:: RAW DATA
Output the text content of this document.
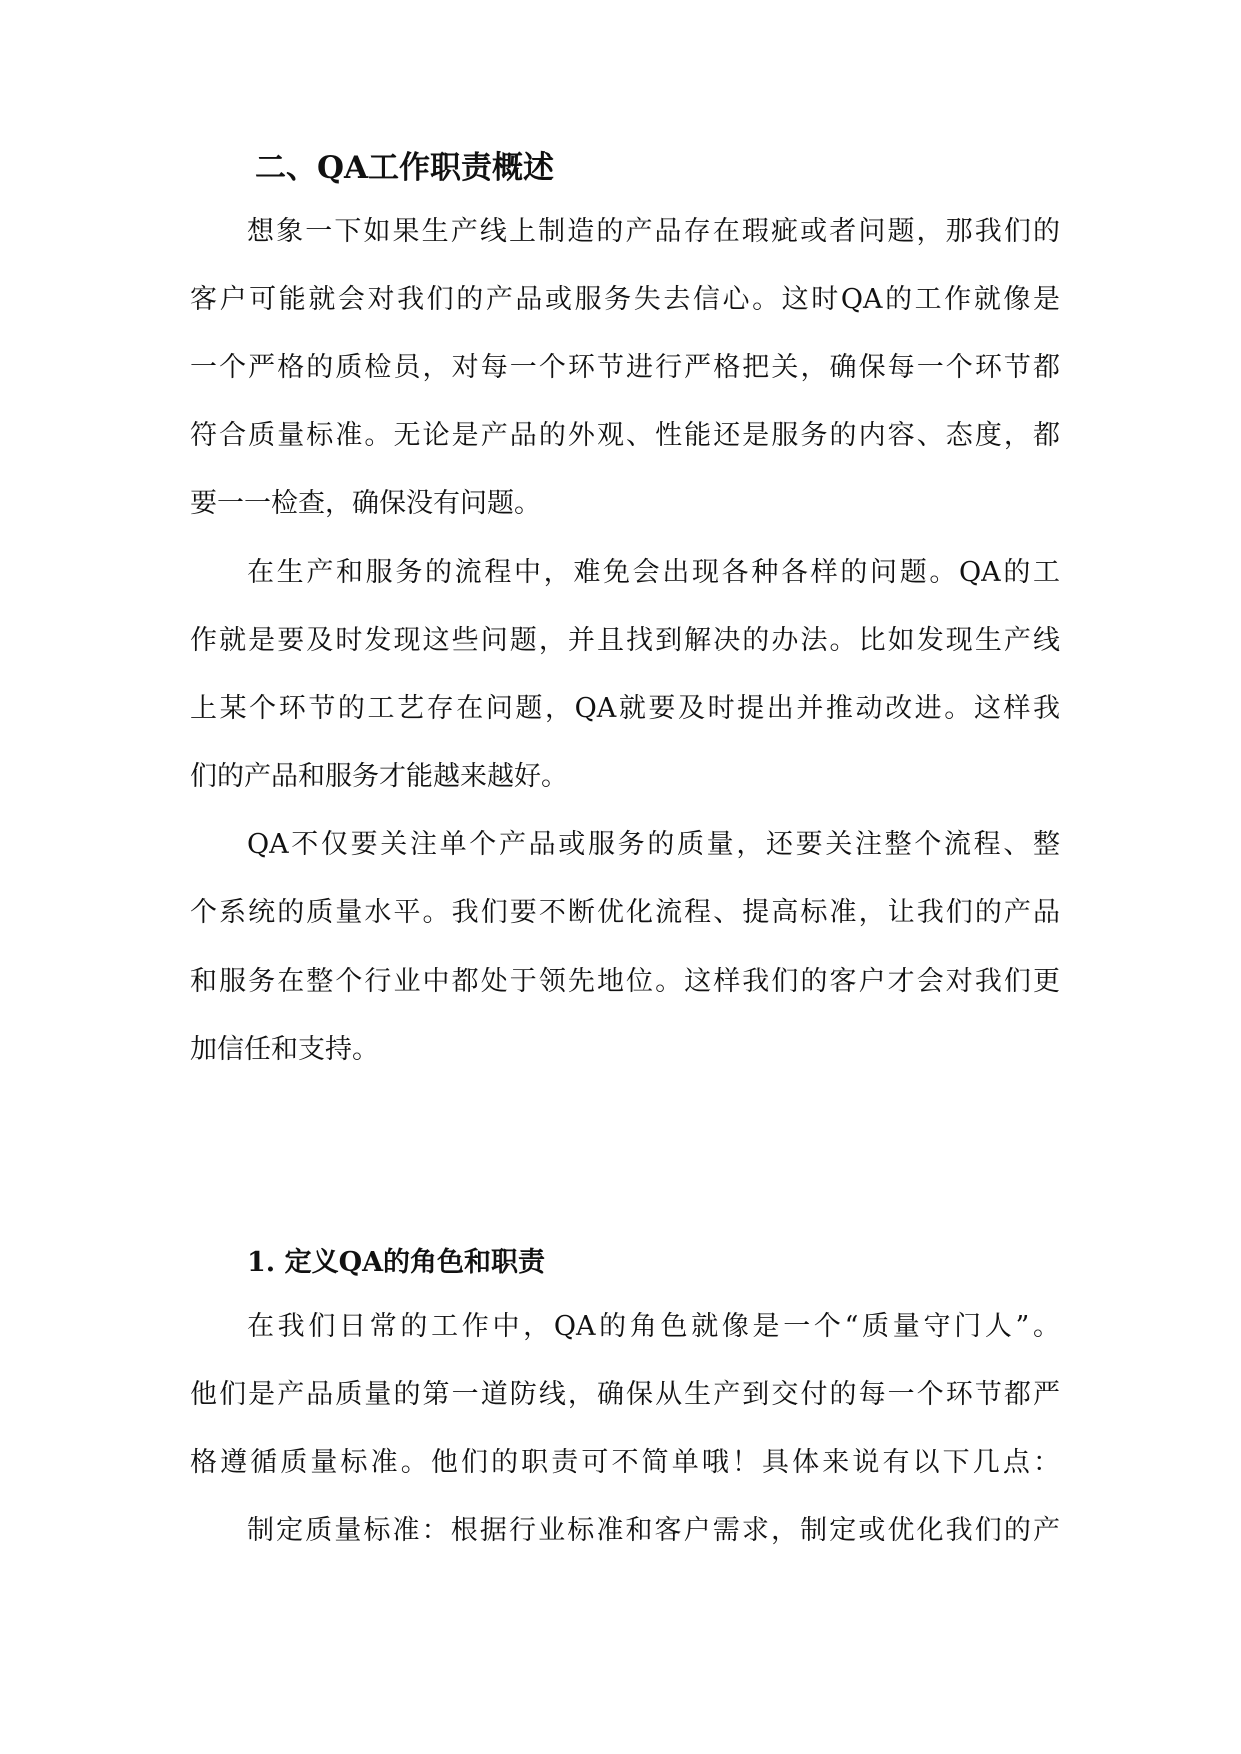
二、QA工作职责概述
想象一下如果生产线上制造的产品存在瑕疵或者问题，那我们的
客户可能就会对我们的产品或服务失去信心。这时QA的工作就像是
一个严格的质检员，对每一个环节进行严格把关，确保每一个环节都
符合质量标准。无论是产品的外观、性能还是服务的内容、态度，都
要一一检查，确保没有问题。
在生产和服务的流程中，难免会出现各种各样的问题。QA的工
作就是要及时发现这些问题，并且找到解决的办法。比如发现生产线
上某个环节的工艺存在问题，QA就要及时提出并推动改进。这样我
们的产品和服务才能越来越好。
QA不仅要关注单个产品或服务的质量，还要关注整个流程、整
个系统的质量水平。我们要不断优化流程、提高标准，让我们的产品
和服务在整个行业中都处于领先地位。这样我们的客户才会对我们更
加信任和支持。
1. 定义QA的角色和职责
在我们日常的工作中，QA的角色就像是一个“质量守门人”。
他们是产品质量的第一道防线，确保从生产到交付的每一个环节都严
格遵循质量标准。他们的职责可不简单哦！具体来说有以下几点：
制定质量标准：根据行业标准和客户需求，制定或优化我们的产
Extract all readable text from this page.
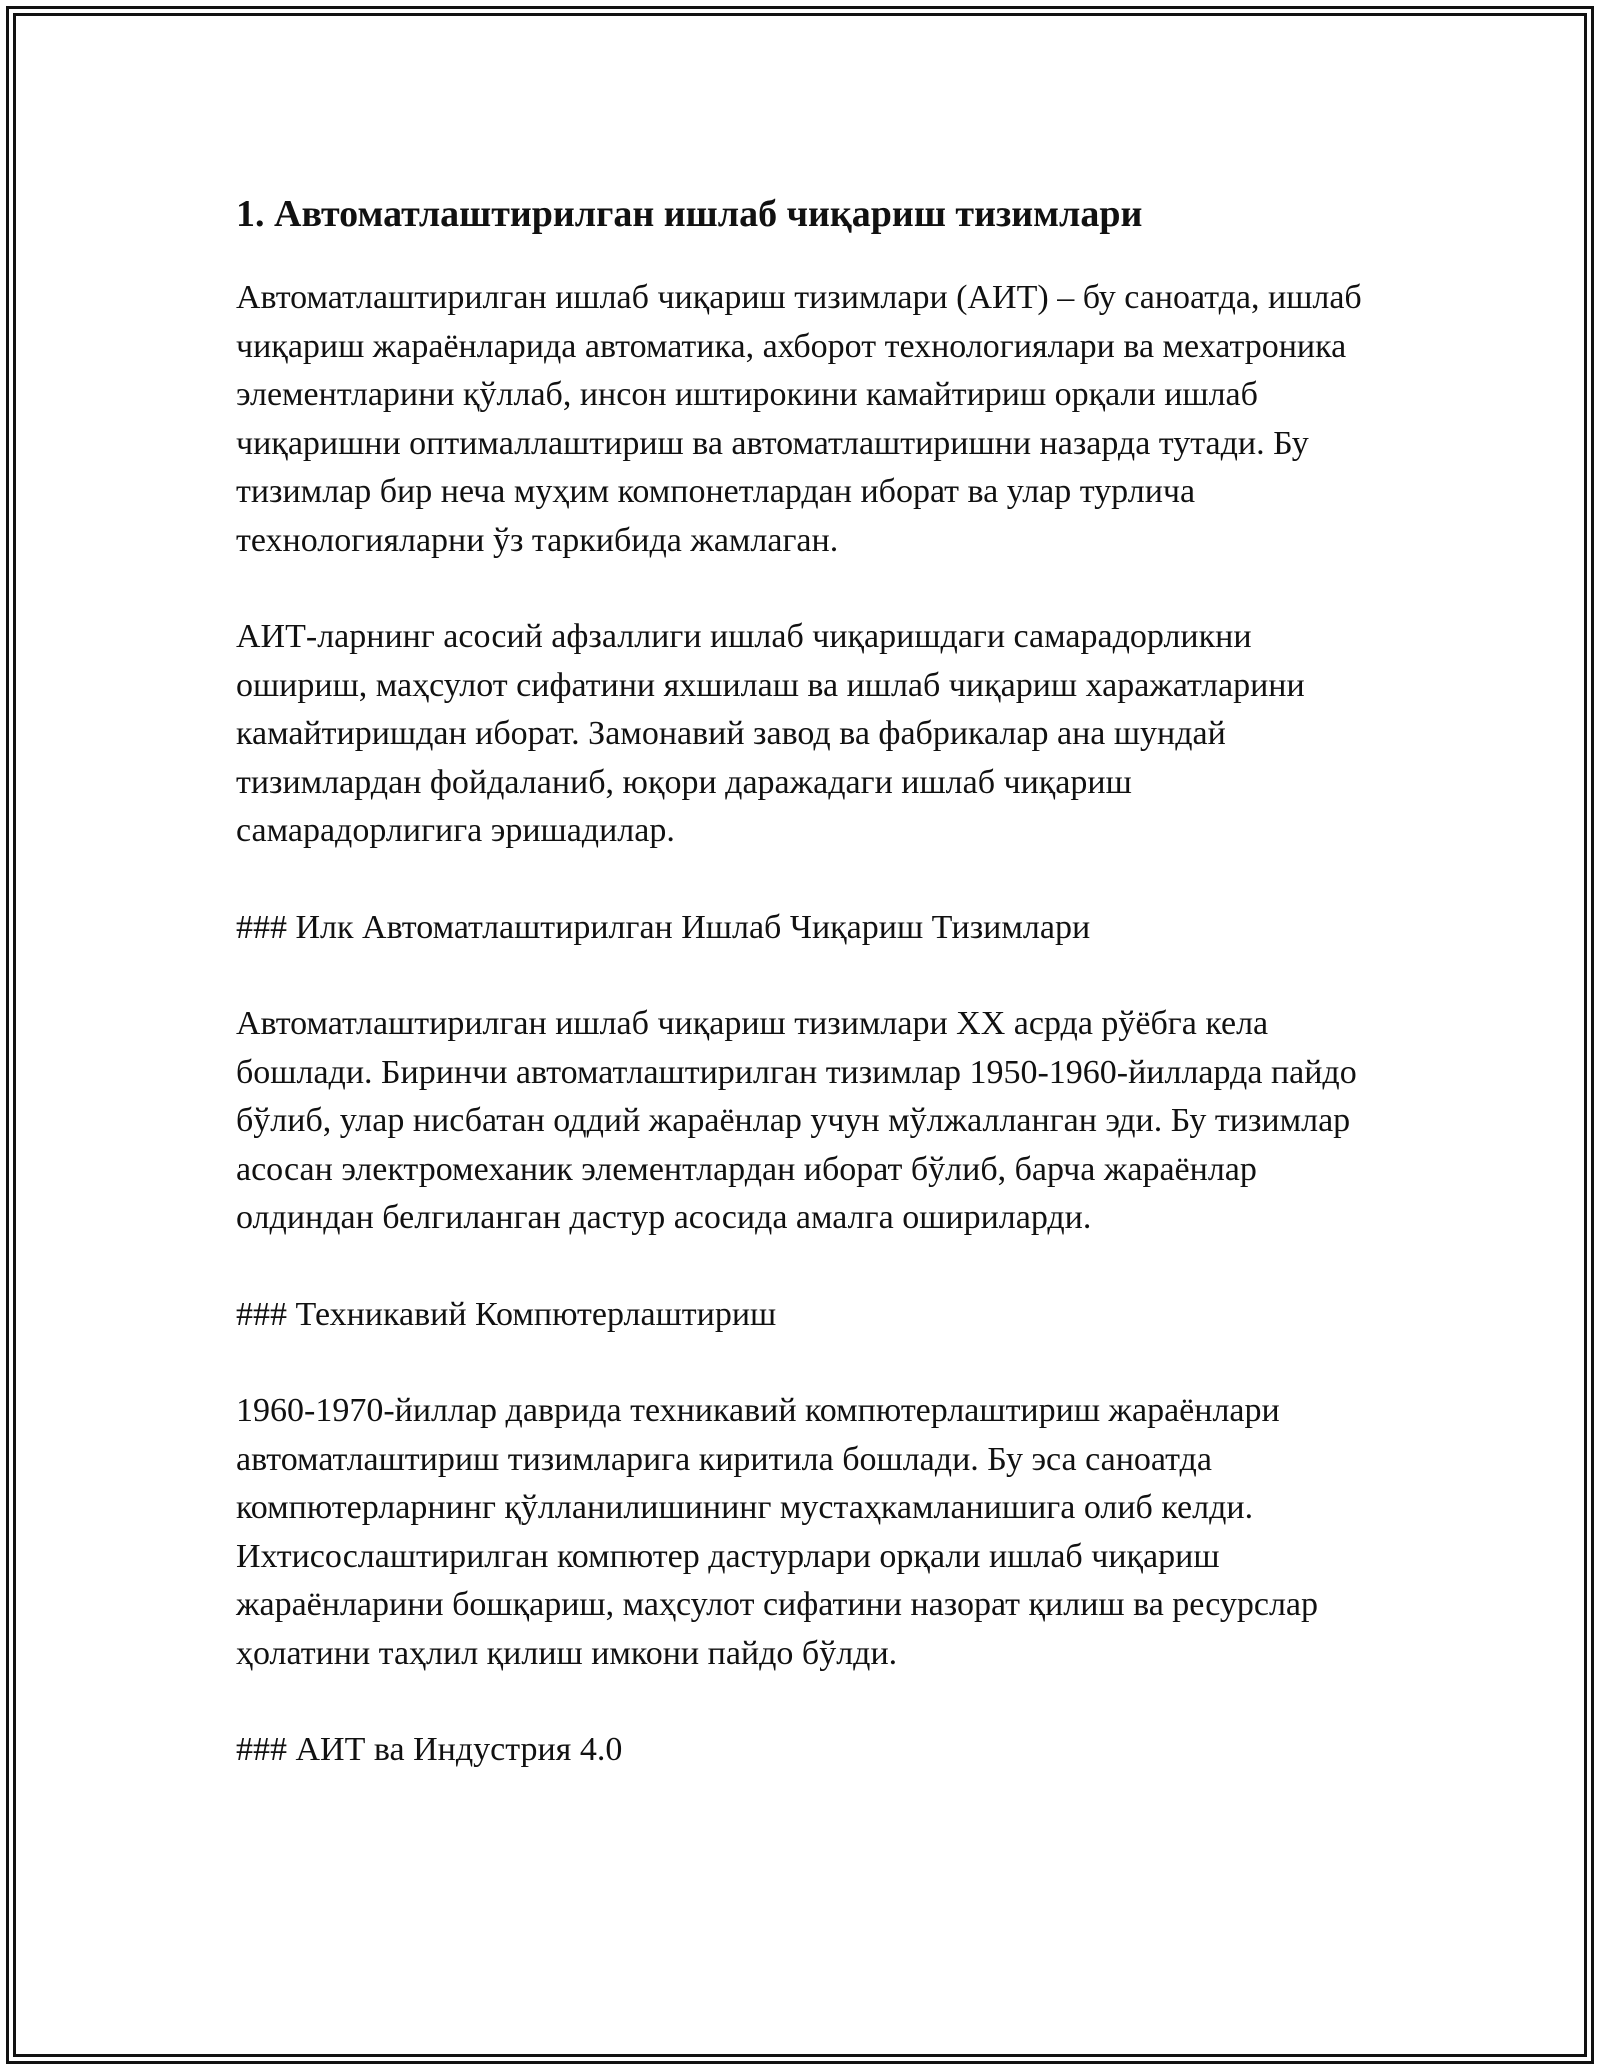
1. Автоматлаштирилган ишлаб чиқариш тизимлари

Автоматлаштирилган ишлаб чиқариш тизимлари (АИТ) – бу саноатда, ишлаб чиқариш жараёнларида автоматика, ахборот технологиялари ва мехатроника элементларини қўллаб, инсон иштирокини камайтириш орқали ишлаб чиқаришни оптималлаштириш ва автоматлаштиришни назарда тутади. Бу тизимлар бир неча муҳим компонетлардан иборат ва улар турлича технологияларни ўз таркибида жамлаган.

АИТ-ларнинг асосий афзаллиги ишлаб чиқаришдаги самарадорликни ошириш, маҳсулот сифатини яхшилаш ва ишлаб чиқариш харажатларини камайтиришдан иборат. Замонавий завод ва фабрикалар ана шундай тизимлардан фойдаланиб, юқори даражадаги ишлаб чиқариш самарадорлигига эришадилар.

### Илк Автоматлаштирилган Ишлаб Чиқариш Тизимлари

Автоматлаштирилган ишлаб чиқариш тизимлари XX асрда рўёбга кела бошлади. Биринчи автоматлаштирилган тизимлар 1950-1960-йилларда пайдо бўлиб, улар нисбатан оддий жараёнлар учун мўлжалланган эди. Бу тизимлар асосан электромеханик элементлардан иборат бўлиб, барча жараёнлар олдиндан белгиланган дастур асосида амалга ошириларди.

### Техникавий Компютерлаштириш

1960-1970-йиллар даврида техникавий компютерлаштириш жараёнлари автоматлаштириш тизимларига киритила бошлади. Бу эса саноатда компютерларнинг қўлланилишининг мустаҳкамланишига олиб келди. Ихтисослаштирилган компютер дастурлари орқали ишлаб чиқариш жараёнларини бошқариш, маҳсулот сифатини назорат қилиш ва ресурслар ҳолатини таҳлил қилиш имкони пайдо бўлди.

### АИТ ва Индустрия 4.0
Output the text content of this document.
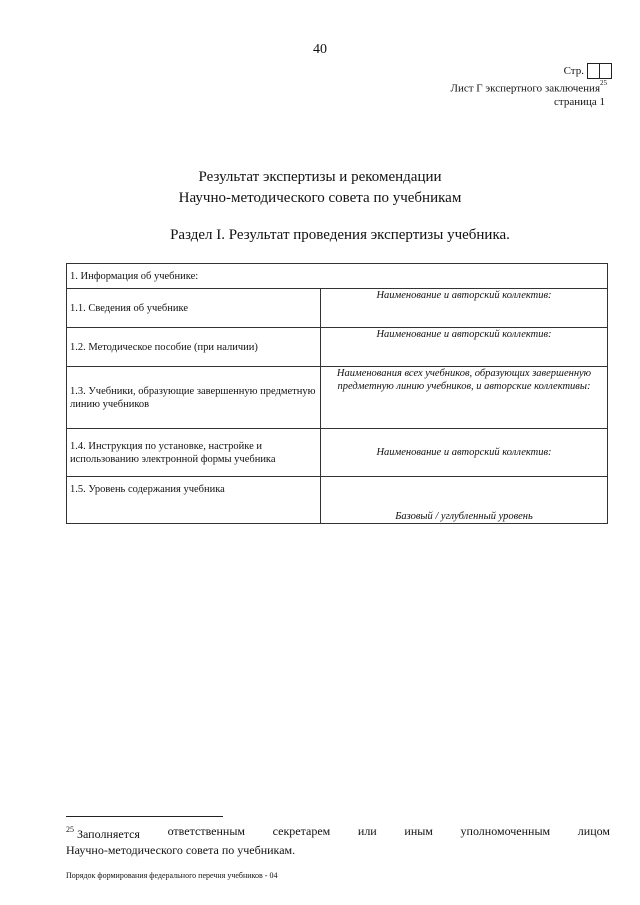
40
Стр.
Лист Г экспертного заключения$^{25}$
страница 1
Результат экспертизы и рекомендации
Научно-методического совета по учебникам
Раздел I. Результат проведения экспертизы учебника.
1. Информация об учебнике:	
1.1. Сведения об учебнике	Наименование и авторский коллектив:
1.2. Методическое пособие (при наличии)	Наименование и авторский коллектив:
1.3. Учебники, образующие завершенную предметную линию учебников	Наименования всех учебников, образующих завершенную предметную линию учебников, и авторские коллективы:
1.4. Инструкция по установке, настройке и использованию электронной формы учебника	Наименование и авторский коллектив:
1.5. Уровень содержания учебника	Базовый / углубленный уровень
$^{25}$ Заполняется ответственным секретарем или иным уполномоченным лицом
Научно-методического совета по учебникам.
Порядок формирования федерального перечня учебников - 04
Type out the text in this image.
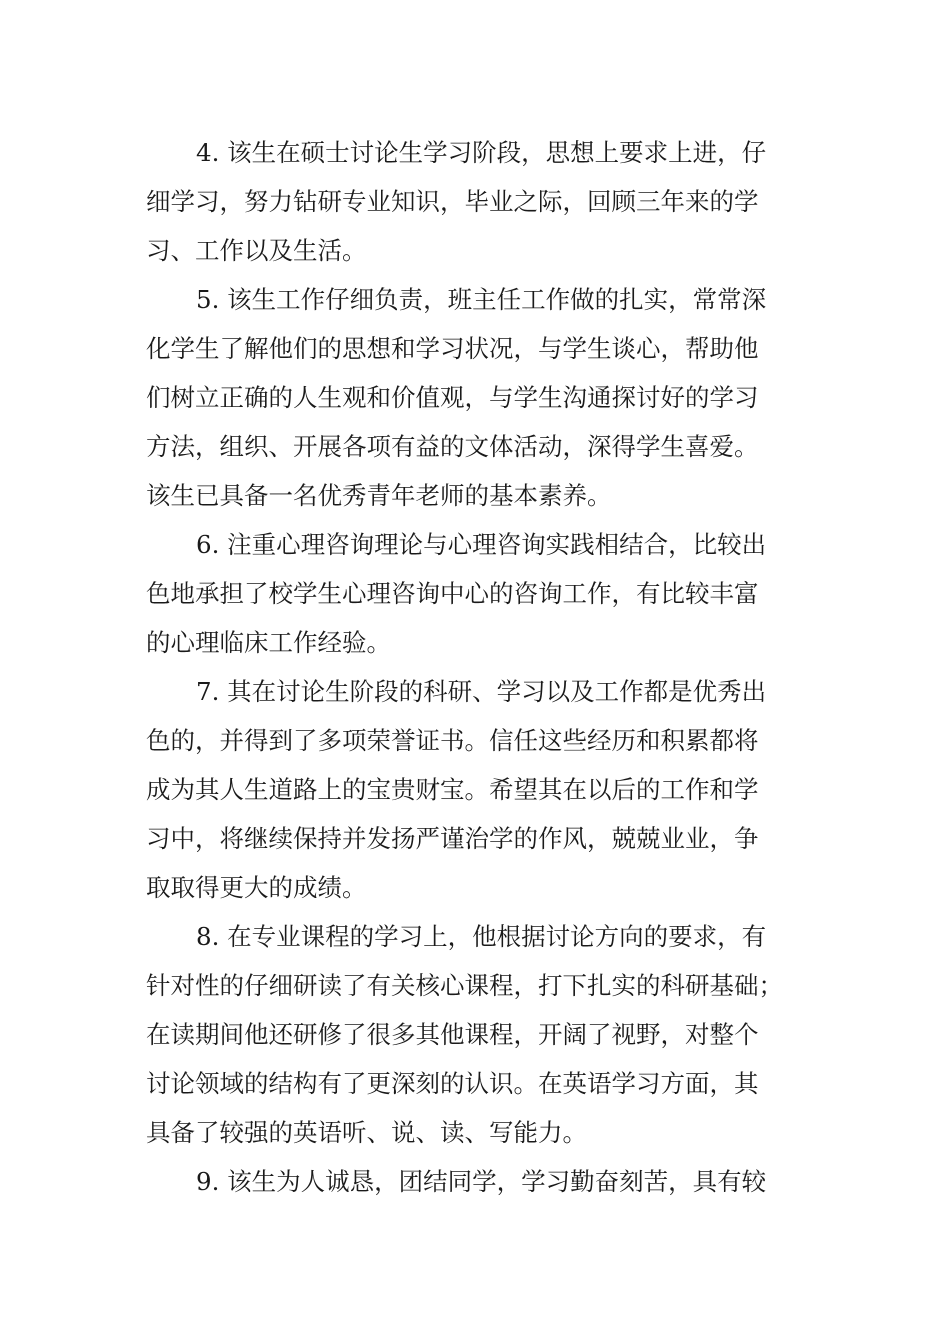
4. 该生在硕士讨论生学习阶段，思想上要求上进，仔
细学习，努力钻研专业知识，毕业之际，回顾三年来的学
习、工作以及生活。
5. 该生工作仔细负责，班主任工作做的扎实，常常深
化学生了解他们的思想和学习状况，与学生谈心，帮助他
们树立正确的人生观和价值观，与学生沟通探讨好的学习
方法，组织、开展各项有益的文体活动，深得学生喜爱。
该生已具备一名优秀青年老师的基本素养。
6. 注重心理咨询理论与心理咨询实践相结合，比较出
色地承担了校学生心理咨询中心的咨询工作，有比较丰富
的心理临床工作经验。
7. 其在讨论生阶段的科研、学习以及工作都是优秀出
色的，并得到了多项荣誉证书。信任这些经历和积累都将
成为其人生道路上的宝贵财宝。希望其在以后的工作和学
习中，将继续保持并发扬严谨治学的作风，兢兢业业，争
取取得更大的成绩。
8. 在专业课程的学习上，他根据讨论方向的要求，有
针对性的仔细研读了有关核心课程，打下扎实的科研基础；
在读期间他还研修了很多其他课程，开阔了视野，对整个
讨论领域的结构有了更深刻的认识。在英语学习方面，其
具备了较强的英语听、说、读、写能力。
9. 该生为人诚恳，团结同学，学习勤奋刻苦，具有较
::::
* PROBLEM DETAILS
Identify all lines where the word "учебникам" shows up. Copy them.

* WORKED ANSWER
Научно-методического совета по учебникам
Научно-методического совета по учебникам.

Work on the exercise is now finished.